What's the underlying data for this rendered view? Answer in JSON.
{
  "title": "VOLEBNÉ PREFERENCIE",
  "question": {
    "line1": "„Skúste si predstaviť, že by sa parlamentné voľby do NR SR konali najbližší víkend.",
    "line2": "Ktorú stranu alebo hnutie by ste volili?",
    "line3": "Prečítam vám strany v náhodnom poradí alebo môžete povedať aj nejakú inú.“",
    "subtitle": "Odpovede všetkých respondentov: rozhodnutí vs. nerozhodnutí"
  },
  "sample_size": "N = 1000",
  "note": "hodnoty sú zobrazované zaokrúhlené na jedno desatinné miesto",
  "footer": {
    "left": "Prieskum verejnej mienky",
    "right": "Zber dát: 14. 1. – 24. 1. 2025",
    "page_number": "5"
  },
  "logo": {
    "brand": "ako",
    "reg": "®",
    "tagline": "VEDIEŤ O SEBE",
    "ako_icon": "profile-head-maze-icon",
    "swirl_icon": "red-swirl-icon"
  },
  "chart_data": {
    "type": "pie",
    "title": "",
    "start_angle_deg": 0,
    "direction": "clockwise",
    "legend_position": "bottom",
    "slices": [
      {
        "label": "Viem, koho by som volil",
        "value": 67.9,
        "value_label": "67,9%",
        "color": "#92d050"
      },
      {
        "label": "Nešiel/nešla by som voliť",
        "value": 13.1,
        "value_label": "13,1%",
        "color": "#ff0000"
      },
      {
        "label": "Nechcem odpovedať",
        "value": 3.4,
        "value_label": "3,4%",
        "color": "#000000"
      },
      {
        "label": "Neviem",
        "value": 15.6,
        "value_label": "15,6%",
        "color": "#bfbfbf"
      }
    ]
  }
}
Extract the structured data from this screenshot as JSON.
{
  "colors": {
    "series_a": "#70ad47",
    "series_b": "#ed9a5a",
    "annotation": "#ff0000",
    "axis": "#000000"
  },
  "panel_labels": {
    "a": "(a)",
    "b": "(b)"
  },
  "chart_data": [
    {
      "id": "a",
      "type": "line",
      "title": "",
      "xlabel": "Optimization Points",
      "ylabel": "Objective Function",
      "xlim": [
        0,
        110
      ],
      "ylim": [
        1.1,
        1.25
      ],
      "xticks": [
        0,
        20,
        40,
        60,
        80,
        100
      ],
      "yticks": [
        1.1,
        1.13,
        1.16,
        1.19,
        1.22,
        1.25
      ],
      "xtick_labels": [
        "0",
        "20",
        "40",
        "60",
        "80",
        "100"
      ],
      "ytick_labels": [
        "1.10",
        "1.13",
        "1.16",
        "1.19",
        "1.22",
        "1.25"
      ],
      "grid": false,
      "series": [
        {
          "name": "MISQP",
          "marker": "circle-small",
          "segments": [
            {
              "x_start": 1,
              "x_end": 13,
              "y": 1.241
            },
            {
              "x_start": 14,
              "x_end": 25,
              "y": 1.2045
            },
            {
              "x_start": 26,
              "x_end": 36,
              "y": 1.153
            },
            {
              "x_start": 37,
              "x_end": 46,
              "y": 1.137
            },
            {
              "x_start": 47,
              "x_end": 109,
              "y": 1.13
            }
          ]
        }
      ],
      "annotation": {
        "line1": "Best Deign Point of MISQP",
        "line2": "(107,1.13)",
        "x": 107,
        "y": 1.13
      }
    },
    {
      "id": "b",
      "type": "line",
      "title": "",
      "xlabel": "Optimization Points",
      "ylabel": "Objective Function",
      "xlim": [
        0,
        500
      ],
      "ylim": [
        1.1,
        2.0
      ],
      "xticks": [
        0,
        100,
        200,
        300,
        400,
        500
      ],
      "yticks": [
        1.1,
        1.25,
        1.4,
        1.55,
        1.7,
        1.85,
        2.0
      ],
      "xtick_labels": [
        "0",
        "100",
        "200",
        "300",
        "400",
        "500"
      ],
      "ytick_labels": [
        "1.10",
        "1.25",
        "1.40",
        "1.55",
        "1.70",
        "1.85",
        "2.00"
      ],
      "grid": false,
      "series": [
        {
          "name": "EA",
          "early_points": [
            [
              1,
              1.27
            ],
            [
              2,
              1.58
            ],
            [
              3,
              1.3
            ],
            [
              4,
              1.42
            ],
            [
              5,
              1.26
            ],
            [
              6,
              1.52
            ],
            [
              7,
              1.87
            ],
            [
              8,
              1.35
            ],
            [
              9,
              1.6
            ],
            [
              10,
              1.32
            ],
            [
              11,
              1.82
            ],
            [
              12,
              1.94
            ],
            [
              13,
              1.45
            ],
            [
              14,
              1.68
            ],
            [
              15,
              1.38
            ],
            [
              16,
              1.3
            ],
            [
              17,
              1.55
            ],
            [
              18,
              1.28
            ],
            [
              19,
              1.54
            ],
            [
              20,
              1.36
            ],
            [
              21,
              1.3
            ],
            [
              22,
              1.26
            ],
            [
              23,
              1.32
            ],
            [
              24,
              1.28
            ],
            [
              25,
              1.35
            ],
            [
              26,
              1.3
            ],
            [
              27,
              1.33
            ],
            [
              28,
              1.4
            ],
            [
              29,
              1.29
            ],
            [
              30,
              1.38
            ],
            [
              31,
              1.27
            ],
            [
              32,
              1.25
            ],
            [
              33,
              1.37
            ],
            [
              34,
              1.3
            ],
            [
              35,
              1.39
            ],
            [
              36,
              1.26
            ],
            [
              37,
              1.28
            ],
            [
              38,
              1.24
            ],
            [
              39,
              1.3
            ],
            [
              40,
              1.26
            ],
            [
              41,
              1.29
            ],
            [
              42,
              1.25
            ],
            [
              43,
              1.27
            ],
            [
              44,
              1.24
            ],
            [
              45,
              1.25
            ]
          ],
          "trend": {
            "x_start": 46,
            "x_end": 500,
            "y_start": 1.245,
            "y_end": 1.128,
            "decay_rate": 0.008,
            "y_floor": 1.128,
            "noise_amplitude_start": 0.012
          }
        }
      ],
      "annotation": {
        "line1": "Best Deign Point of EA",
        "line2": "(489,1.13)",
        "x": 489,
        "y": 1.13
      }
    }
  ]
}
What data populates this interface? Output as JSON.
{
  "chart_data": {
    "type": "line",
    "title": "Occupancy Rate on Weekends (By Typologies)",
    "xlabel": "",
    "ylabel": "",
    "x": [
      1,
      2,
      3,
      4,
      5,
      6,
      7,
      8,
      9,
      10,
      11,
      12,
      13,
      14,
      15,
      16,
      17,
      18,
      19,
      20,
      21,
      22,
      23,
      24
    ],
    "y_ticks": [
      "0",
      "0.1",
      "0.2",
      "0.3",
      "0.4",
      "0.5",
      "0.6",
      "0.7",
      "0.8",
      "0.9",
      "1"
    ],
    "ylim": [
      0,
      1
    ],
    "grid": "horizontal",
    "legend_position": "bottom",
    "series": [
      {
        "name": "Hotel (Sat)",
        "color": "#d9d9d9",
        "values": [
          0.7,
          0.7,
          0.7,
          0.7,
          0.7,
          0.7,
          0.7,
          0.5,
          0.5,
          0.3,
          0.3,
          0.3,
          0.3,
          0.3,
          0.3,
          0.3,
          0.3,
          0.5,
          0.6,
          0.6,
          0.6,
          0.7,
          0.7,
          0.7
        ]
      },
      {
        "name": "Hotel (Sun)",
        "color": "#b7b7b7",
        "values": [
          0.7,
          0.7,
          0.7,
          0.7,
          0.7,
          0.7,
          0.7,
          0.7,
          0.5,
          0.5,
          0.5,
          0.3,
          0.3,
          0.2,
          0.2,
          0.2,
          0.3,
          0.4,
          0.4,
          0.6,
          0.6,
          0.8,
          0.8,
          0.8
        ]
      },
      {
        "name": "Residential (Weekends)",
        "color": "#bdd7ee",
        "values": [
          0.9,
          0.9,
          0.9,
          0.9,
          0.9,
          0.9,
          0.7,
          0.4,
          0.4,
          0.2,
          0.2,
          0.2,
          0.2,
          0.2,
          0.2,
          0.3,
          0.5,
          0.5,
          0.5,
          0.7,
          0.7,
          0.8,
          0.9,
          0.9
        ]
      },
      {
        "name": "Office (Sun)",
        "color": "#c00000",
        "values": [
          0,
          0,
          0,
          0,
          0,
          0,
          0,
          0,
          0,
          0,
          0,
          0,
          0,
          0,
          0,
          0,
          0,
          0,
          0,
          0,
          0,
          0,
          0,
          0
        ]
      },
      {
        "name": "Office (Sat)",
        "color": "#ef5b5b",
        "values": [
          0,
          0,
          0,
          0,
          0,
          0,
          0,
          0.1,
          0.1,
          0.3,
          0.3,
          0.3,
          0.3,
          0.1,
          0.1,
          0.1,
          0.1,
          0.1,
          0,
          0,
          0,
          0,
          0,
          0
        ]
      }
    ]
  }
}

....

EXERCISE DESCRIPTION:
Extract every line above containing the word "icon".

RESULT OF THE EXERCISE:
    "ako_icon": "profile-head-maze-icon",
    "swirl_icon": "red-swirl-icon"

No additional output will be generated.